--- Required task ---
Carry none of the pictures over; set down the material below exactly.

Records from a collection:
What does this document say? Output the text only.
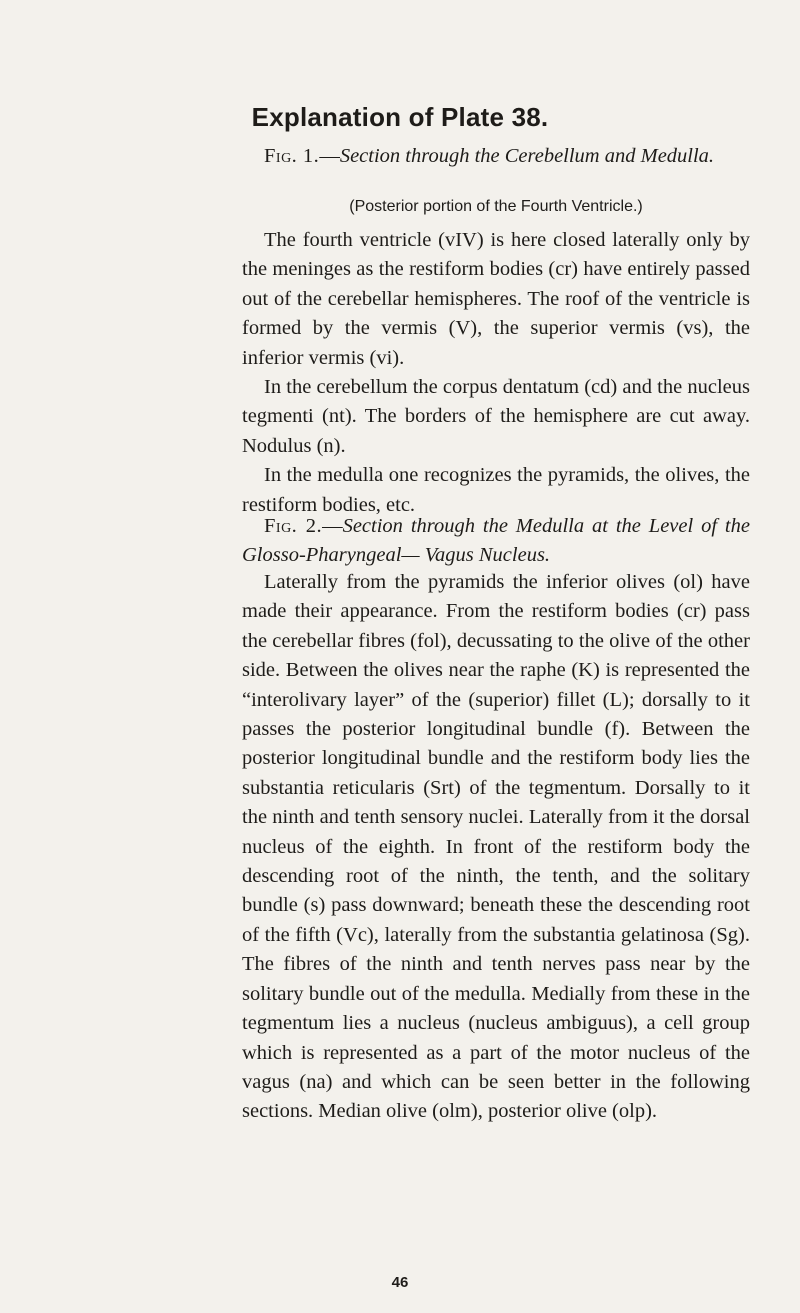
Explanation of Plate 38.

Fig. 1.—Section through the Cerebellum and Medulla.

(Posterior portion of the Fourth Ventricle.)

The fourth ventricle (vIV) is here closed laterally only by the meninges as the restiform bodies (cr) have entirely passed out of the cerebellar hemispheres. The roof of the ventricle is formed by the vermis (V), the superior vermis (vs), the inferior vermis (vi).

In the cerebellum the corpus dentatum (cd) and the nucleus tegmenti (nt). The borders of the hemisphere are cut away. Nodulus (n).

In the medulla one recognizes the pyramids, the olives, the restiform bodies, etc.

Fig. 2.—Section through the Medulla at the Level of the Glosso-Pharyngeal— Vagus Nucleus.

Laterally from the pyramids the inferior olives (ol) have made their appearance. From the restiform bodies (cr) pass the cerebellar fibres (fol), decussating to the olive of the other side. Between the olives near the raphe (K) is represented the “interolivary layer” of the (superior) fillet (L); dorsally to it passes the posterior longitudinal bundle (f). Between the posterior longitudinal bundle and the restiform body lies the substantia reticularis (Srt) of the tegmentum. Dorsally to it the ninth and tenth sensory nuclei. Laterally from it the dorsal nucleus of the eighth. In front of the restiform body the descending root of the ninth, the tenth, and the solitary bundle (s) pass downward; beneath these the descending root of the fifth (Vc), laterally from the substantia gelatinosa (Sg). The fibres of the ninth and tenth nerves pass near by the solitary bundle out of the medulla. Medially from these in the tegmentum lies a nucleus (nucleus ambiguus), a cell group which is represented as a part of the motor nucleus of the vagus (na) and which can be seen better in the following sections. Median olive (olm), posterior olive (olp).

46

--- Solution ---
What does this document say? Output the text only.
Explanation of Plate 38.

Fig. 1.—Section through the Cerebellum and Medulla.

(Posterior portion of the Fourth Ventricle.)

The fourth ventricle (vIV) is here closed laterally only by the meninges as the restiform bodies (cr) have entirely passed out of the cerebellar hemispheres. The roof of the ventricle is formed by the vermis (V), the superior vermis (vs), the inferior vermis (vi).

In the cerebellum the corpus dentatum (cd) and the nucleus tegmenti (nt). The borders of the hemisphere are cut away. Nodulus (n).

In the medulla one recognizes the pyramids, the olives, the restiform bodies, etc.

Fig. 2.—Section through the Medulla at the Level of the Glosso-Pharyngeal— Vagus Nucleus.

Laterally from the pyramids the inferior olives (ol) have made their appearance. From the restiform bodies (cr) pass the cerebellar fibres (fol), decussating to the olive of the other side. Between the olives near the raphe (K) is represented the “interolivary layer” of the (superior) fillet (L); dorsally to it passes the posterior longitudinal bundle (f). Between the posterior longitudinal bundle and the restiform body lies the substantia reticularis (Srt) of the tegmentum. Dorsally to it the ninth and tenth sensory nuclei. Laterally from it the dorsal nucleus of the eighth. In front of the restiform body the descending root of the ninth, the tenth, and the solitary bundle (s) pass downward; beneath these the descending root of the fifth (Vc), laterally from the substantia gelatinosa (Sg). The fibres of the ninth and tenth nerves pass near by the solitary bundle out of the medulla. Medially from these in the tegmentum lies a nucleus (nucleus ambiguus), a cell group which is represented as a part of the motor nucleus of the vagus (na) and which can be seen better in the following sections. Median olive (olm), posterior olive (olp).

46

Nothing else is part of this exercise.